Problem description: Could you put the records below into a numbered list, leaving out any blank lines?
:: Record excerpts ::
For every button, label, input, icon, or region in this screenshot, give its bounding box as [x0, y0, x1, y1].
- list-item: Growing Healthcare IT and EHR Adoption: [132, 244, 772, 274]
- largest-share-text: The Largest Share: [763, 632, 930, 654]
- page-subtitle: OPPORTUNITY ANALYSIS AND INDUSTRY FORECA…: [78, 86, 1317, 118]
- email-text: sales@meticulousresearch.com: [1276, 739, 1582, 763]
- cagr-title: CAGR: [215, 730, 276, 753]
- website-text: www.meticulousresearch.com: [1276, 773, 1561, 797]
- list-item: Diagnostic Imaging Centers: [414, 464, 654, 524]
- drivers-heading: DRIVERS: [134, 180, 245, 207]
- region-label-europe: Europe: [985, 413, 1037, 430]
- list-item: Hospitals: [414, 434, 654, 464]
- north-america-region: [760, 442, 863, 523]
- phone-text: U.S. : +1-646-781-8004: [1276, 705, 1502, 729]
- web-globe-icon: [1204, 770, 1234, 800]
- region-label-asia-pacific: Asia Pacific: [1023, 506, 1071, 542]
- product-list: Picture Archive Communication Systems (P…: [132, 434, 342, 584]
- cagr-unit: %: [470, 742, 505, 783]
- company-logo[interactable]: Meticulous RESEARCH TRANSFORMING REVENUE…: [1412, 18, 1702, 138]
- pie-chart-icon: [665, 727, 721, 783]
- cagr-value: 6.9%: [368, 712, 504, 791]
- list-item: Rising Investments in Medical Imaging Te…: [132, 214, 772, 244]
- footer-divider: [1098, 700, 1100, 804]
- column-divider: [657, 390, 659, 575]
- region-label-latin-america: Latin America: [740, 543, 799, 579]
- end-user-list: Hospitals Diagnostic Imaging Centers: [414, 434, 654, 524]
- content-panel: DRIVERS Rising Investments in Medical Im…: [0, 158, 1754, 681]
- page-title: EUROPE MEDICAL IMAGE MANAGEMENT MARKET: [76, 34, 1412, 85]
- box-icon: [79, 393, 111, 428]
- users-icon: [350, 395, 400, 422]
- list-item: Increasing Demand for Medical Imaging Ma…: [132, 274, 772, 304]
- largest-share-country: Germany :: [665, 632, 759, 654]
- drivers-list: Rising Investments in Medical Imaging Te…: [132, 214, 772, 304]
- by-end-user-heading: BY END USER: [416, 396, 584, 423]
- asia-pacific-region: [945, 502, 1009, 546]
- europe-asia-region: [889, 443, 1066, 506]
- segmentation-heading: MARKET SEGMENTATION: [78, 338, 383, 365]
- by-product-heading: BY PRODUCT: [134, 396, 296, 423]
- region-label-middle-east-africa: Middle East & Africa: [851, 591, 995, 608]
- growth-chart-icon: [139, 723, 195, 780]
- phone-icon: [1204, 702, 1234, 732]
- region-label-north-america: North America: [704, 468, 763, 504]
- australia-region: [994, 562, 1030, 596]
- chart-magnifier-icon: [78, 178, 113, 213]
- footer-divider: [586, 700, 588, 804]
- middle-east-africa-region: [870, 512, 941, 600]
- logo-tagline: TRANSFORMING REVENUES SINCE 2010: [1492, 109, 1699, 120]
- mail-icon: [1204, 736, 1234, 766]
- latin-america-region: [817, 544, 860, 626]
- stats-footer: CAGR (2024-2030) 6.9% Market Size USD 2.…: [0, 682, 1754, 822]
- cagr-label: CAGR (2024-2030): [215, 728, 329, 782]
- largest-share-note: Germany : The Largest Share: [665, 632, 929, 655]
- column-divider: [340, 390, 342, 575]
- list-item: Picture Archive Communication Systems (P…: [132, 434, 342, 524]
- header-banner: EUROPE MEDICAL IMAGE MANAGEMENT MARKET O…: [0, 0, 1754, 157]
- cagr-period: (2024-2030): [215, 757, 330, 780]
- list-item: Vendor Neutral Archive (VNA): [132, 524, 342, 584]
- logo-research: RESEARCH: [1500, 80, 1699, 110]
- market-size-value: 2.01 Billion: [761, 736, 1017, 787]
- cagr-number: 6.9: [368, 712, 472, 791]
:::
Solution to the problem:
1. For every button, label, input, icon, or region in this screenshot, give its bounding box as [x0, y0, x1, y1].
2. - list-item: Growing Healthcare IT and EHR Adoption: [132, 244, 772, 274]
3. - largest-share-text: The Largest Share: [763, 632, 930, 654]
4. - page-subtitle: OPPORTUNITY ANALYSIS AND INDUSTRY FORECA…: [78, 86, 1317, 118]
5. - email-text: sales@meticulousresearch.com: [1276, 739, 1582, 763]
6. - cagr-title: CAGR: [215, 730, 276, 753]
7. - website-text: www.meticulousresearch.com: [1276, 773, 1561, 797]
8. - list-item: Diagnostic Imaging Centers: [414, 464, 654, 524]
9. - drivers-heading: DRIVERS: [134, 180, 245, 207]
10. - region-label-europe: Europe: [985, 413, 1037, 430]
11. - list-item: Hospitals: [414, 434, 654, 464]
12. - north-america-region: [760, 442, 863, 523]
13. - phone-text: U.S. : +1-646-781-8004: [1276, 705, 1502, 729]
14. - web-globe-icon: [1204, 770, 1234, 800]
15. - region-label-asia-pacific: Asia Pacific: [1023, 506, 1071, 542]
16. - product-list: Picture Archive Communication Systems (P…: [132, 434, 342, 584]
17. - cagr-unit: %: [470, 742, 505, 783]
18. - company-logo[interactable]: Meticulous RESEARCH TRANSFORMING REVENUE…: [1412, 18, 1702, 138]
19. - pie-chart-icon: [665, 727, 721, 783]
20. - cagr-value: 6.9%: [368, 712, 504, 791]
21. - list-item: Rising Investments in Medical Imaging Te…: [132, 214, 772, 244]
22. - footer-divider: [1098, 700, 1100, 804]
23. - column-divider: [657, 390, 659, 575]
24. - region-label-latin-america: Latin America: [740, 543, 799, 579]
25. - end-user-list: Hospitals Diagnostic Imaging Centers: [414, 434, 654, 524]
26. - content-panel: DRIVERS Rising Investments in Medical Im…: [0, 158, 1754, 681]
27. - page-title: EUROPE MEDICAL IMAGE MANAGEMENT MARKET: [76, 34, 1412, 85]
28. - box-icon: [79, 393, 111, 428]
29. - users-icon: [350, 395, 400, 422]
30. - list-item: Increasing Demand for Medical Imaging Ma…: [132, 274, 772, 304]
31. - largest-share-country: Germany :: [665, 632, 759, 654]
32. - drivers-list: Rising Investments in Medical Imaging Te…: [132, 214, 772, 304]
33. - by-end-user-heading: BY END USER: [416, 396, 584, 423]
34. - asia-pacific-region: [945, 502, 1009, 546]
35. - europe-asia-region: [889, 443, 1066, 506]
36. - segmentation-heading: MARKET SEGMENTATION: [78, 338, 383, 365]
37. - by-product-heading: BY PRODUCT: [134, 396, 296, 423]
38. - region-label-middle-east-africa: Middle East & Africa: [851, 591, 995, 608]
39. - growth-chart-icon: [139, 723, 195, 780]
40. - phone-icon: [1204, 702, 1234, 732]
41. - region-label-north-america: North America: [704, 468, 763, 504]
42. - australia-region: [994, 562, 1030, 596]
43. - chart-magnifier-icon: [78, 178, 113, 213]
44. - footer-divider: [586, 700, 588, 804]
45. - middle-east-africa-region: [870, 512, 941, 600]
46. - logo-tagline: TRANSFORMING REVENUES SINCE 2010: [1492, 109, 1699, 120]
47. - mail-icon: [1204, 736, 1234, 766]
48. - latin-america-region: [817, 544, 860, 626]
49. - stats-footer: CAGR (2024-2030) 6.9% Market Size USD 2.…: [0, 682, 1754, 822]
50. - cagr-label: CAGR (2024-2030): [215, 728, 329, 782]
51. - largest-share-note: Germany : The Largest Share: [665, 632, 929, 655]
52. - column-divider: [340, 390, 342, 575]
53. - list-item: Picture Archive Communication Systems (P…: [132, 434, 342, 524]
54. - header-banner: EUROPE MEDICAL IMAGE MANAGEMENT MARKET O…: [0, 0, 1754, 157]
55. - cagr-period: (2024-2030): [215, 757, 330, 780]
56. - list-item: Vendor Neutral Archive (VNA): [132, 524, 342, 584]
57. - logo-research: RESEARCH: [1500, 80, 1699, 110]
58. - market-size-value: 2.01 Billion: [761, 736, 1017, 787]
59. - cagr-number: 6.9: [368, 712, 472, 791]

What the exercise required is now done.